=== Supplied entries ===

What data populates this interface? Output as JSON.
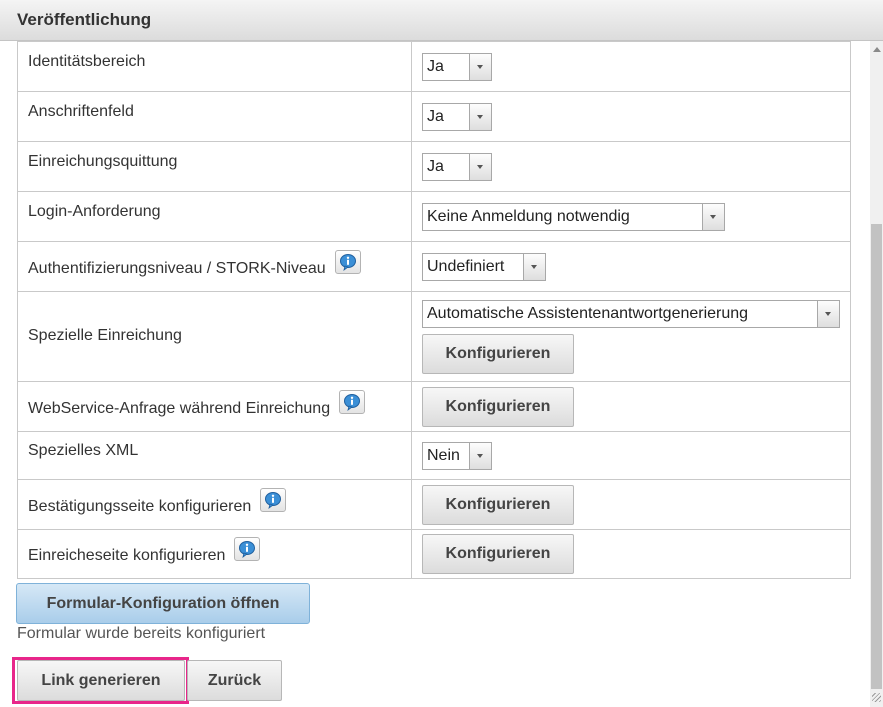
{
  "dialog": {
    "title": "Veröffentlichung"
  },
  "rows": [
    {
      "label": "Identitätsbereich",
      "select": "Ja"
    },
    {
      "label": "Anschriftenfeld",
      "select": "Ja"
    },
    {
      "label": "Einreichungsquittung",
      "select": "Ja"
    },
    {
      "label": "Login-Anforderung",
      "select": "Keine Anmeldung notwendig"
    },
    {
      "label": "Authentifizierungsniveau / STORK-Niveau",
      "select": "Undefiniert",
      "info": "info-icon"
    },
    {
      "label": "Spezielle Einreichung",
      "select": "Automatische Assistentenantwortgenerierung",
      "button": "Konfigurieren"
    },
    {
      "label": "WebService-Anfrage während Einreichung",
      "button": "Konfigurieren",
      "info": "info-icon"
    },
    {
      "label": "Spezielles XML",
      "select": "Nein"
    },
    {
      "label": "Bestätigungsseite konfigurieren",
      "button": "Konfigurieren",
      "info": "info-icon"
    },
    {
      "label": "Einreicheseite konfigurieren",
      "button": "Konfigurieren",
      "info": "info-icon"
    }
  ],
  "actions": {
    "open_form_config": "Formular-Konfiguration öffnen",
    "status_note": "Formular wurde bereits konfiguriert",
    "generate_link": "Link generieren",
    "back": "Zurück"
  },
  "colors": {
    "highlight": "#e8268a",
    "primary_button": "#a9cdea",
    "info_icon": "#3b8fd6"
  }
}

===

> **Task directions**:
Copy the material above in full and exactly, skipping pictures.

> **Answer for this exercise**:
What data populates this interface? Output as JSON.
{
  "dialog": {
    "title": "Veröffentlichung"
  },
  "rows": [
    {
      "label": "Identitätsbereich",
      "select": "Ja"
    },
    {
      "label": "Anschriftenfeld",
      "select": "Ja"
    },
    {
      "label": "Einreichungsquittung",
      "select": "Ja"
    },
    {
      "label": "Login-Anforderung",
      "select": "Keine Anmeldung notwendig"
    },
    {
      "label": "Authentifizierungsniveau / STORK-Niveau",
      "select": "Undefiniert",
      "info": "info-icon"
    },
    {
      "label": "Spezielle Einreichung",
      "select": "Automatische Assistentenantwortgenerierung",
      "button": "Konfigurieren"
    },
    {
      "label": "WebService-Anfrage während Einreichung",
      "button": "Konfigurieren",
      "info": "info-icon"
    },
    {
      "label": "Spezielles XML",
      "select": "Nein"
    },
    {
      "label": "Bestätigungsseite konfigurieren",
      "button": "Konfigurieren",
      "info": "info-icon"
    },
    {
      "label": "Einreicheseite konfigurieren",
      "button": "Konfigurieren",
      "info": "info-icon"
    }
  ],
  "actions": {
    "open_form_config": "Formular-Konfiguration öffnen",
    "status_note": "Formular wurde bereits konfiguriert",
    "generate_link": "Link generieren",
    "back": "Zurück"
  },
  "colors": {
    "highlight": "#e8268a",
    "primary_button": "#a9cdea",
    "info_icon": "#3b8fd6"
  }
}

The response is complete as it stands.